■ **Material to process**:
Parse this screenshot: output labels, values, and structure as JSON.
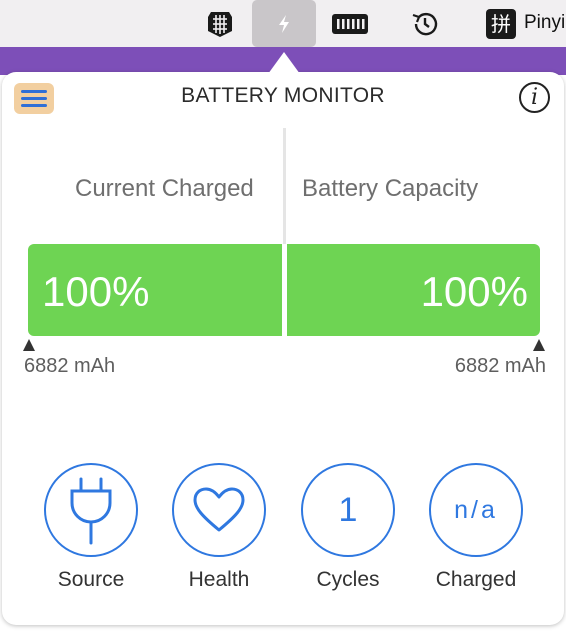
{
  "menubar": {
    "items": [
      {
        "icon": "shield-grid-icon"
      },
      {
        "icon": "battery-monitor-bolt-icon",
        "active": true
      },
      {
        "icon": "memory-chip-icon"
      },
      {
        "icon": "history-clock-icon"
      },
      {
        "icon": "pinyin-input-icon",
        "glyph": "拼",
        "label": "Pinyin"
      }
    ]
  },
  "popover": {
    "title": "BATTERY MONITOR",
    "current": {
      "label": "Current Charged",
      "percent": "100%",
      "mah": "6882 mAh"
    },
    "capacity": {
      "label": "Battery Capacity",
      "percent": "100%",
      "mah": "6882 mAh"
    },
    "buttons": [
      {
        "label": "Source",
        "icon": "plug-icon"
      },
      {
        "label": "Health",
        "icon": "heart-icon"
      },
      {
        "label": "Cycles",
        "value": "1"
      },
      {
        "label": "Charged",
        "value": "n/a"
      }
    ]
  },
  "colors": {
    "accent_blue": "#2f78e0",
    "bar_green": "#6ed453",
    "desktop_purple": "#7d4fb8",
    "menu_button_bg": "#f2cfa0"
  }
}
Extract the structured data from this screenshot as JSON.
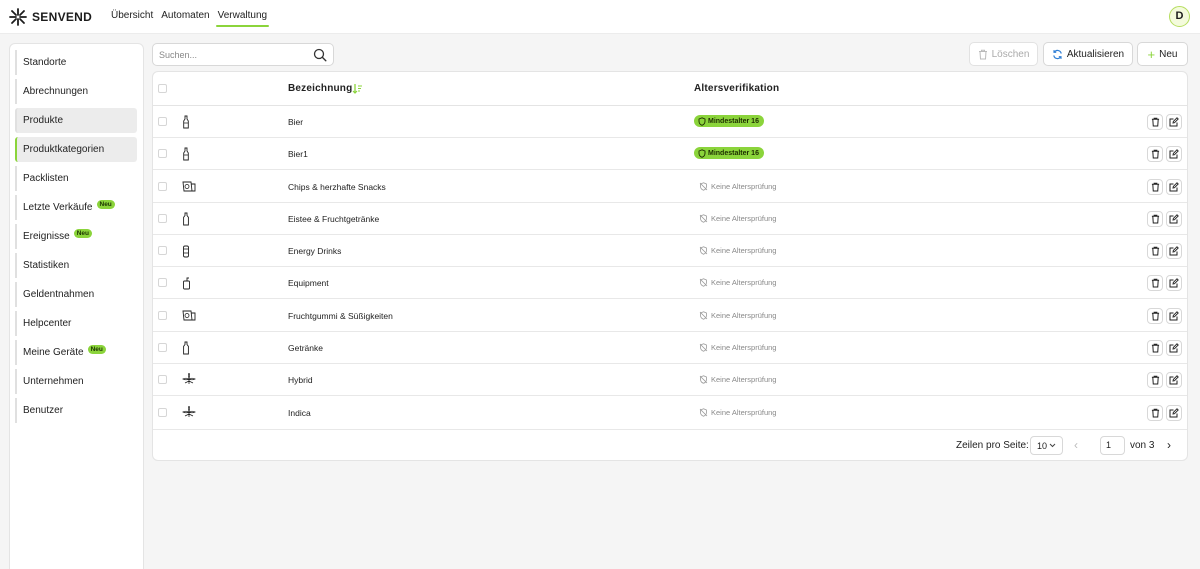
{
  "app": {
    "brand": "SENVEND",
    "nav": [
      "Übersicht",
      "Automaten",
      "Verwaltung"
    ],
    "active_nav": "Verwaltung",
    "user_initial": "D",
    "accent": "#8bd43b"
  },
  "sidebar": {
    "items": [
      {
        "label": "Standorte"
      },
      {
        "label": "Abrechnungen"
      },
      {
        "label": "Produkte"
      },
      {
        "label": "Produktkategorien"
      },
      {
        "label": "Packlisten"
      },
      {
        "label": "Letzte Verkäufe",
        "badge": "Neu"
      },
      {
        "label": "Ereignisse",
        "badge": "Neu"
      },
      {
        "label": "Statistiken"
      },
      {
        "label": "Geldentnahmen"
      },
      {
        "label": "Helpcenter"
      },
      {
        "label": "Meine Geräte",
        "badge": "Neu"
      },
      {
        "label": "Unternehmen"
      },
      {
        "label": "Benutzer"
      }
    ],
    "selected": "Produkte",
    "highlighted": "Produktkategorien"
  },
  "toolbar": {
    "search_placeholder": "Suchen...",
    "delete_label": "Löschen",
    "refresh_label": "Aktualisieren",
    "new_label": "Neu"
  },
  "table": {
    "columns": [
      "Bezeichnung",
      "Altersverifikation"
    ],
    "rows": [
      {
        "name": "Bier",
        "icon": "beer-bottle-icon",
        "age": "Mindestalter 16",
        "verified": true
      },
      {
        "name": "Bier1",
        "icon": "beer-bottle-icon",
        "age": "Mindestalter 16",
        "verified": true
      },
      {
        "name": "Chips & herzhafte Snacks",
        "icon": "snack-bag-icon",
        "age": "Keine Altersprüfung",
        "verified": false
      },
      {
        "name": "Eistee & Fruchtgetränke",
        "icon": "bottle-icon",
        "age": "Keine Altersprüfung",
        "verified": false
      },
      {
        "name": "Energy Drinks",
        "icon": "can-icon",
        "age": "Keine Altersprüfung",
        "verified": false
      },
      {
        "name": "Equipment",
        "icon": "lighter-icon",
        "age": "Keine Altersprüfung",
        "verified": false
      },
      {
        "name": "Fruchtgummi & Süßigkeiten",
        "icon": "snack-bag-icon",
        "age": "Keine Altersprüfung",
        "verified": false
      },
      {
        "name": "Getränke",
        "icon": "bottle-icon",
        "age": "Keine Altersprüfung",
        "verified": false
      },
      {
        "name": "Hybrid",
        "icon": "leaf-icon",
        "age": "Keine Altersprüfung",
        "verified": false
      },
      {
        "name": "Indica",
        "icon": "leaf-icon",
        "age": "Keine Altersprüfung",
        "verified": false
      }
    ]
  },
  "pagination": {
    "rows_per_page_label": "Zeilen pro Seite:",
    "rows_per_page": "10",
    "page": "1",
    "of_label": "von 3"
  }
}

■ **Challenge**: Skip the images and write out the rest of the listing exactly.

■ **Full answer**:
Parse this screenshot: output labels, values, and structure as JSON.
{
  "menubar": {
    "items": [
      {
        "icon": "shield-grid-icon"
      },
      {
        "icon": "battery-monitor-bolt-icon",
        "active": true
      },
      {
        "icon": "memory-chip-icon"
      },
      {
        "icon": "history-clock-icon"
      },
      {
        "icon": "pinyin-input-icon",
        "glyph": "拼",
        "label": "Pinyin"
      }
    ]
  },
  "popover": {
    "title": "BATTERY MONITOR",
    "current": {
      "label": "Current Charged",
      "percent": "100%",
      "mah": "6882 mAh"
    },
    "capacity": {
      "label": "Battery Capacity",
      "percent": "100%",
      "mah": "6882 mAh"
    },
    "buttons": [
      {
        "label": "Source",
        "icon": "plug-icon"
      },
      {
        "label": "Health",
        "icon": "heart-icon"
      },
      {
        "label": "Cycles",
        "value": "1"
      },
      {
        "label": "Charged",
        "value": "n/a"
      }
    ]
  },
  "colors": {
    "accent_blue": "#2f78e0",
    "bar_green": "#6ed453",
    "desktop_purple": "#7d4fb8",
    "menu_button_bg": "#f2cfa0"
  }
}
Extract the structured data from this screenshot as JSON.
{
  "app": {
    "brand": "SENVEND",
    "nav": [
      "Übersicht",
      "Automaten",
      "Verwaltung"
    ],
    "active_nav": "Verwaltung",
    "user_initial": "D",
    "accent": "#8bd43b"
  },
  "sidebar": {
    "items": [
      {
        "label": "Standorte"
      },
      {
        "label": "Abrechnungen"
      },
      {
        "label": "Produkte"
      },
      {
        "label": "Produktkategorien"
      },
      {
        "label": "Packlisten"
      },
      {
        "label": "Letzte Verkäufe",
        "badge": "Neu"
      },
      {
        "label": "Ereignisse",
        "badge": "Neu"
      },
      {
        "label": "Statistiken"
      },
      {
        "label": "Geldentnahmen"
      },
      {
        "label": "Helpcenter"
      },
      {
        "label": "Meine Geräte",
        "badge": "Neu"
      },
      {
        "label": "Unternehmen"
      },
      {
        "label": "Benutzer"
      }
    ],
    "selected": "Produkte",
    "highlighted": "Produktkategorien"
  },
  "toolbar": {
    "search_placeholder": "Suchen...",
    "delete_label": "Löschen",
    "refresh_label": "Aktualisieren",
    "new_label": "Neu"
  },
  "table": {
    "columns": [
      "Bezeichnung",
      "Altersverifikation"
    ],
    "rows": [
      {
        "name": "Bier",
        "icon": "beer-bottle-icon",
        "age": "Mindestalter 16",
        "verified": true
      },
      {
        "name": "Bier1",
        "icon": "beer-bottle-icon",
        "age": "Mindestalter 16",
        "verified": true
      },
      {
        "name": "Chips & herzhafte Snacks",
        "icon": "snack-bag-icon",
        "age": "Keine Altersprüfung",
        "verified": false
      },
      {
        "name": "Eistee & Fruchtgetränke",
        "icon": "bottle-icon",
        "age": "Keine Altersprüfung",
        "verified": false
      },
      {
        "name": "Energy Drinks",
        "icon": "can-icon",
        "age": "Keine Altersprüfung",
        "verified": false
      },
      {
        "name": "Equipment",
        "icon": "lighter-icon",
        "age": "Keine Altersprüfung",
        "verified": false
      },
      {
        "name": "Fruchtgummi & Süßigkeiten",
        "icon": "snack-bag-icon",
        "age": "Keine Altersprüfung",
        "verified": false
      },
      {
        "name": "Getränke",
        "icon": "bottle-icon",
        "age": "Keine Altersprüfung",
        "verified": false
      },
      {
        "name": "Hybrid",
        "icon": "leaf-icon",
        "age": "Keine Altersprüfung",
        "verified": false
      },
      {
        "name": "Indica",
        "icon": "leaf-icon",
        "age": "Keine Altersprüfung",
        "verified": false
      }
    ]
  },
  "pagination": {
    "rows_per_page_label": "Zeilen pro Seite:",
    "rows_per_page": "10",
    "page": "1",
    "of_label": "von 3"
  }
}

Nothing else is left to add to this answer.